> [Short problem]: Every line that contains the word "legend" should be copied.

> [Material]:
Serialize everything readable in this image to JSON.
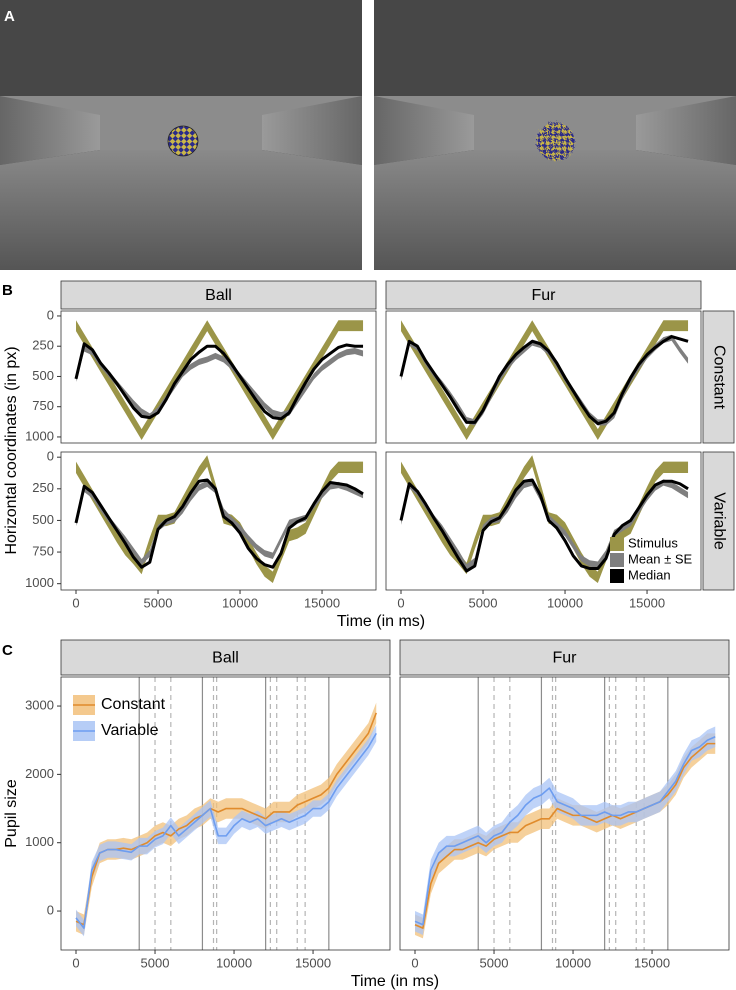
{
  "panel_labels": [
    "A",
    "B",
    "C"
  ],
  "chart_data": [
    {
      "type": "line",
      "xlabel": "Time (in ms)",
      "ylabel": "Horizontal coordinates (in px)",
      "x": [
        0,
        500,
        1000,
        1500,
        2000,
        2500,
        3000,
        3500,
        4000,
        4500,
        5000,
        5500,
        6000,
        6500,
        7000,
        7500,
        8000,
        8500,
        9000,
        9500,
        10000,
        10500,
        11000,
        11500,
        12000,
        12500,
        13000,
        13500,
        14000,
        14500,
        15000,
        15500,
        16000,
        16500,
        17000,
        17500
      ],
      "xlim": [
        -915,
        18290
      ],
      "xticks": [
        0,
        5000,
        10000,
        15000
      ],
      "ylim": [
        -41,
        1050
      ],
      "y_reversed": true,
      "yticks": [
        0,
        250,
        500,
        750,
        1000
      ],
      "columns": [
        "Ball",
        "Fur"
      ],
      "rows": [
        "Constant",
        "Variable"
      ],
      "series": [
        {
          "name": "Stimulus",
          "color": "#9b9548",
          "style": "band"
        },
        {
          "name": "Mean ± SE",
          "color": "#7f7f7f",
          "style": "band"
        },
        {
          "name": "Median",
          "color": "#000000",
          "style": "line"
        }
      ],
      "legend": "bottom-right",
      "panels": [
        {
          "column": 0,
          "row": 0,
          "series": [
            {
              "values": [
                80,
                193,
                305,
                418,
                530,
                643,
                755,
                868,
                980,
                868,
                755,
                643,
                530,
                418,
                305,
                193,
                80,
                193,
                305,
                418,
                530,
                643,
                755,
                868,
                980,
                868,
                755,
                643,
                530,
                418,
                305,
                193,
                80,
                80,
                80,
                80
              ],
              "half_width": 45
            },
            {
              "values": [
                520,
                270,
                300,
                400,
                480,
                560,
                640,
                720,
                790,
                830,
                780,
                680,
                580,
                480,
                420,
                380,
                360,
                330,
                360,
                420,
                500,
                580,
                660,
                740,
                800,
                820,
                800,
                700,
                600,
                500,
                430,
                380,
                330,
                300,
                290,
                310
              ],
              "half_width": 25
            },
            {
              "values": [
                520,
                230,
                280,
                390,
                470,
                560,
                660,
                760,
                830,
                840,
                800,
                690,
                560,
                460,
                360,
                300,
                250,
                250,
                310,
                400,
                500,
                600,
                700,
                790,
                840,
                850,
                800,
                670,
                550,
                440,
                360,
                310,
                260,
                240,
                250,
                250
              ]
            }
          ]
        },
        {
          "column": 1,
          "row": 0,
          "series": [
            {
              "values": [
                80,
                193,
                305,
                418,
                530,
                643,
                755,
                868,
                980,
                868,
                755,
                643,
                530,
                418,
                305,
                193,
                80,
                193,
                305,
                418,
                530,
                643,
                755,
                868,
                980,
                868,
                755,
                643,
                530,
                418,
                305,
                193,
                80,
                80,
                80,
                80
              ],
              "half_width": 45
            },
            {
              "values": [
                510,
                220,
                260,
                380,
                480,
                560,
                650,
                750,
                860,
                880,
                790,
                660,
                520,
                420,
                340,
                280,
                220,
                240,
                300,
                400,
                520,
                620,
                720,
                820,
                880,
                880,
                820,
                660,
                530,
                420,
                330,
                260,
                200,
                180,
                280,
                370
              ],
              "half_width": 25
            },
            {
              "values": [
                500,
                210,
                250,
                370,
                470,
                570,
                670,
                780,
                880,
                880,
                780,
                640,
                500,
                400,
                320,
                260,
                210,
                230,
                290,
                390,
                510,
                620,
                730,
                830,
                890,
                870,
                800,
                640,
                510,
                400,
                320,
                260,
                210,
                170,
                190,
                210
              ]
            }
          ]
        },
        {
          "column": 0,
          "row": 1,
          "series": [
            {
              "values": [
                80,
                190,
                300,
                410,
                520,
                630,
                730,
                800,
                880,
                680,
                500,
                500,
                480,
                360,
                240,
                120,
                30,
                250,
                480,
                500,
                560,
                680,
                800,
                900,
                950,
                780,
                620,
                600,
                560,
                420,
                280,
                150,
                80,
                80,
                80,
                80
              ],
              "half_width": 45
            },
            {
              "values": [
                520,
                250,
                300,
                400,
                490,
                570,
                650,
                740,
                830,
                760,
                560,
                510,
                490,
                420,
                320,
                240,
                210,
                260,
                430,
                500,
                560,
                640,
                710,
                760,
                780,
                650,
                520,
                500,
                480,
                380,
                300,
                230,
                220,
                240,
                270,
                300
              ],
              "half_width": 25
            },
            {
              "values": [
                520,
                230,
                280,
                380,
                480,
                580,
                680,
                790,
                870,
                830,
                570,
                500,
                470,
                390,
                280,
                190,
                180,
                250,
                470,
                520,
                600,
                720,
                800,
                850,
                870,
                760,
                560,
                510,
                480,
                370,
                270,
                200,
                210,
                220,
                250,
                290
              ]
            }
          ]
        },
        {
          "column": 1,
          "row": 1,
          "series": [
            {
              "values": [
                80,
                190,
                300,
                410,
                520,
                630,
                730,
                800,
                880,
                680,
                500,
                500,
                480,
                360,
                240,
                120,
                30,
                250,
                480,
                500,
                560,
                680,
                800,
                900,
                950,
                780,
                620,
                600,
                560,
                420,
                280,
                150,
                80,
                80,
                80,
                80
              ],
              "half_width": 45
            },
            {
              "values": [
                510,
                220,
                280,
                380,
                480,
                560,
                660,
                760,
                870,
                820,
                560,
                500,
                490,
                410,
                300,
                220,
                200,
                320,
                480,
                540,
                600,
                700,
                800,
                840,
                850,
                760,
                600,
                560,
                520,
                420,
                320,
                240,
                200,
                220,
                260,
                300
              ],
              "half_width": 25
            },
            {
              "values": [
                500,
                210,
                270,
                370,
                480,
                580,
                690,
                800,
                900,
                860,
                580,
                510,
                480,
                380,
                260,
                190,
                180,
                300,
                500,
                560,
                660,
                780,
                860,
                880,
                880,
                800,
                610,
                540,
                500,
                400,
                300,
                220,
                190,
                190,
                210,
                250
              ]
            }
          ]
        }
      ]
    },
    {
      "type": "line",
      "xlabel": "Time (in ms)",
      "ylabel": "Pupil size",
      "x": [
        0,
        500,
        1000,
        1500,
        2000,
        2500,
        3000,
        3500,
        4000,
        4500,
        5000,
        5500,
        6000,
        6500,
        7000,
        7500,
        8000,
        8500,
        9000,
        9500,
        10000,
        10500,
        11000,
        11500,
        12000,
        12500,
        13000,
        13500,
        14000,
        14500,
        15000,
        15500,
        16000,
        16500,
        17000,
        17500,
        18000,
        18500,
        19000
      ],
      "xlim": [
        -950,
        19870
      ],
      "xticks": [
        0,
        5000,
        10000,
        15000
      ],
      "ylim": [
        -570,
        3425
      ],
      "yticks": [
        0,
        1000,
        2000,
        3000
      ],
      "columns": [
        "Ball",
        "Fur"
      ],
      "series": [
        {
          "name": "Constant",
          "color": "#e08b2c",
          "fill": "#f2c07a",
          "style": "band+line"
        },
        {
          "name": "Variable",
          "color": "#6d9df0",
          "fill": "#a9c4f5",
          "style": "band+line"
        }
      ],
      "legend": "top-left",
      "vlines_solid": [
        4000,
        8000,
        12000,
        16000
      ],
      "vlines_dashed": [
        5000,
        6000,
        8700,
        8900,
        12300,
        12700,
        14000,
        14500
      ],
      "panels": [
        {
          "column": 0,
          "series": [
            {
              "values": [
                -150,
                -200,
                500,
                850,
                900,
                900,
                920,
                900,
                950,
                1000,
                1100,
                1150,
                1100,
                1200,
                1250,
                1350,
                1400,
                1500,
                1450,
                1500,
                1500,
                1500,
                1450,
                1400,
                1350,
                1450,
                1450,
                1450,
                1550,
                1600,
                1650,
                1700,
                1800,
                2000,
                2150,
                2300,
                2450,
                2600,
                2900
              ],
              "half_width": 150
            },
            {
              "values": [
                -100,
                -250,
                600,
                850,
                900,
                900,
                880,
                860,
                950,
                950,
                1050,
                1100,
                1250,
                1100,
                1200,
                1300,
                1400,
                1500,
                1100,
                1100,
                1250,
                1350,
                1300,
                1350,
                1250,
                1300,
                1350,
                1300,
                1350,
                1400,
                1500,
                1500,
                1600,
                1800,
                1950,
                2100,
                2250,
                2400,
                2600
              ],
              "half_width": 120
            }
          ]
        },
        {
          "column": 1,
          "series": [
            {
              "values": [
                -200,
                -250,
                400,
                700,
                800,
                900,
                900,
                950,
                1000,
                950,
                1050,
                1100,
                1150,
                1150,
                1250,
                1300,
                1350,
                1350,
                1500,
                1450,
                1400,
                1400,
                1350,
                1300,
                1350,
                1400,
                1350,
                1400,
                1450,
                1500,
                1550,
                1600,
                1700,
                1850,
                2100,
                2250,
                2350,
                2450,
                2450
              ],
              "half_width": 150
            },
            {
              "values": [
                -150,
                -200,
                600,
                850,
                950,
                950,
                1000,
                1050,
                1100,
                1000,
                1100,
                1150,
                1300,
                1400,
                1550,
                1650,
                1700,
                1800,
                1600,
                1550,
                1500,
                1400,
                1400,
                1400,
                1450,
                1400,
                1400,
                1450,
                1450,
                1500,
                1550,
                1600,
                1750,
                1900,
                2150,
                2350,
                2400,
                2500,
                2550
              ],
              "half_width": 150
            }
          ]
        }
      ]
    }
  ]
}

> [Result below]:
      "legend": "bottom-right",
      "legend": "top-left",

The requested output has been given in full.